◆ Material shown ◆
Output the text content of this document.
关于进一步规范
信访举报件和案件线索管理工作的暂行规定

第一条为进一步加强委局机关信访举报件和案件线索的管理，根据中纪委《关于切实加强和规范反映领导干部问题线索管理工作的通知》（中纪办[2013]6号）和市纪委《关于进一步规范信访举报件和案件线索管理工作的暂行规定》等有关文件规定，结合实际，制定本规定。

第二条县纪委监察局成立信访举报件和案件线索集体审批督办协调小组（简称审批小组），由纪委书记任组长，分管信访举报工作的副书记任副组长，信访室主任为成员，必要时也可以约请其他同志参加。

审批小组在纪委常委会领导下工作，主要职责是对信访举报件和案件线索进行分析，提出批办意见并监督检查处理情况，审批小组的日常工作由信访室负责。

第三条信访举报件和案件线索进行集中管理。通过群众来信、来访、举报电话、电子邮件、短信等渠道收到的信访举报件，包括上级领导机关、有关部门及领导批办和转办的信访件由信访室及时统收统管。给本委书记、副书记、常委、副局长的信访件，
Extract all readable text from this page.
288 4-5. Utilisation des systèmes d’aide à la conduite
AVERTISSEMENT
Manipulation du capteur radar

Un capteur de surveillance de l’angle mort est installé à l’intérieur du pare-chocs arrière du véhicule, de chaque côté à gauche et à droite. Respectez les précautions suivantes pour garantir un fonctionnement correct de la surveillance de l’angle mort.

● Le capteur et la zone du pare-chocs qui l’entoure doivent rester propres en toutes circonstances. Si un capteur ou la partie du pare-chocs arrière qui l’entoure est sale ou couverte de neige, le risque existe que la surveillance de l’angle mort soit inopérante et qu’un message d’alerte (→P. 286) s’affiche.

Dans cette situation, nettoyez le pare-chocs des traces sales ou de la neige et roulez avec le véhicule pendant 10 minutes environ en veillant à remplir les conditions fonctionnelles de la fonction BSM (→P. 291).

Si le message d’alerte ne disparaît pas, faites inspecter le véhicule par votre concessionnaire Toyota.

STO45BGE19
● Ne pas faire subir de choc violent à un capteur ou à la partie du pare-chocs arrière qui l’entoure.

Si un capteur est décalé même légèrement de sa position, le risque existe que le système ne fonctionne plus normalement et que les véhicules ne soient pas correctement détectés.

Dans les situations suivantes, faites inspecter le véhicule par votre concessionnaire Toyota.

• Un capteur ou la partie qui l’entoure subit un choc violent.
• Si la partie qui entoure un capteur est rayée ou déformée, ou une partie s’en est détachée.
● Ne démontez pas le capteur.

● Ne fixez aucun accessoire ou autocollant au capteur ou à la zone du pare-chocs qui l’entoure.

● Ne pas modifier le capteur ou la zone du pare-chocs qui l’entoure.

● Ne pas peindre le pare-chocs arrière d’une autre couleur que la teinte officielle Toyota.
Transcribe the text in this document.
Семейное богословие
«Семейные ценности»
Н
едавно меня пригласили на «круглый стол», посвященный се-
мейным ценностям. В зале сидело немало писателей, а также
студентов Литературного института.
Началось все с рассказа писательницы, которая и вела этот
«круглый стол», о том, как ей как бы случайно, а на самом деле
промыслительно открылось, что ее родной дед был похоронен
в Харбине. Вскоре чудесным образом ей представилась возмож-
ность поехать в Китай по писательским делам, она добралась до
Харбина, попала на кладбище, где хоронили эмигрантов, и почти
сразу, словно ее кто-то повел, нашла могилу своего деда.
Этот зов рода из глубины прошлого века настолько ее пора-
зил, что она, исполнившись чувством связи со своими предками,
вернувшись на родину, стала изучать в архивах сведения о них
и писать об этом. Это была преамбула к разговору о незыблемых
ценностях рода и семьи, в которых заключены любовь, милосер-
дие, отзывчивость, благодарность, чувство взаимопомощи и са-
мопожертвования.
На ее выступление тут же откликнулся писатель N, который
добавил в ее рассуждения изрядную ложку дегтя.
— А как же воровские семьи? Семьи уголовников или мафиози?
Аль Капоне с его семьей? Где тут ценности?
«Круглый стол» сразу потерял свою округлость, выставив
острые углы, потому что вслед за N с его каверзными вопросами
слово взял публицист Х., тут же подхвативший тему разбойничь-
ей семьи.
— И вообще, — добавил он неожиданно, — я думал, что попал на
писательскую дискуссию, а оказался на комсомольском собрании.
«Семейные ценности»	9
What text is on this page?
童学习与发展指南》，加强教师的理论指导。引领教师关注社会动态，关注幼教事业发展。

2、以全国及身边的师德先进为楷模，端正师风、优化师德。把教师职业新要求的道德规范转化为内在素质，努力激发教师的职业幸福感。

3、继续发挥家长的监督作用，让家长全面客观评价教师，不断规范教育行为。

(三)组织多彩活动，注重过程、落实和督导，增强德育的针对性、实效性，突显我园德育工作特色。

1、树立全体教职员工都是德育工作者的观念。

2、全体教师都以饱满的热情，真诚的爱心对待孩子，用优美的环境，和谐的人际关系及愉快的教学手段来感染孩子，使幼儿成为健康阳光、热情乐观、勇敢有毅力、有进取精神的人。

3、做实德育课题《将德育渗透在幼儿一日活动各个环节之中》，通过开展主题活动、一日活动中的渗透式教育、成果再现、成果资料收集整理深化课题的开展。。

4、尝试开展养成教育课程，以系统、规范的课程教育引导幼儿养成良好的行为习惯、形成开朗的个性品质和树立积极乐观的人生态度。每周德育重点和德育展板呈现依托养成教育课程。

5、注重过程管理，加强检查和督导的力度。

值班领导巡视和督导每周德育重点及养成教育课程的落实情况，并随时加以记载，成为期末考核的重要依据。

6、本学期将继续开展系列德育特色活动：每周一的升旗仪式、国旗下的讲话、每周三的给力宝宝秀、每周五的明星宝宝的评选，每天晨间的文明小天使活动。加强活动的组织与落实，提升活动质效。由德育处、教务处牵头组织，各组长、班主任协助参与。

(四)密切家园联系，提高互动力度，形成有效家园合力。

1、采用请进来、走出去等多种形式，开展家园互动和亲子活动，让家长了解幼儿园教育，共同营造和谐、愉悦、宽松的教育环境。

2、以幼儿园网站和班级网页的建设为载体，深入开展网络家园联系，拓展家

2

◆ Goal ◆
Gather each line in these records that contains the string "votre".

◆ Reply to the task ◆
Si le message d’alerte ne disparaît pas, faites inspecter le véhicule par votre concessionnaire Toyota.
Dans les situations suivantes, faites inspecter le véhicule par votre concessionnaire Toyota.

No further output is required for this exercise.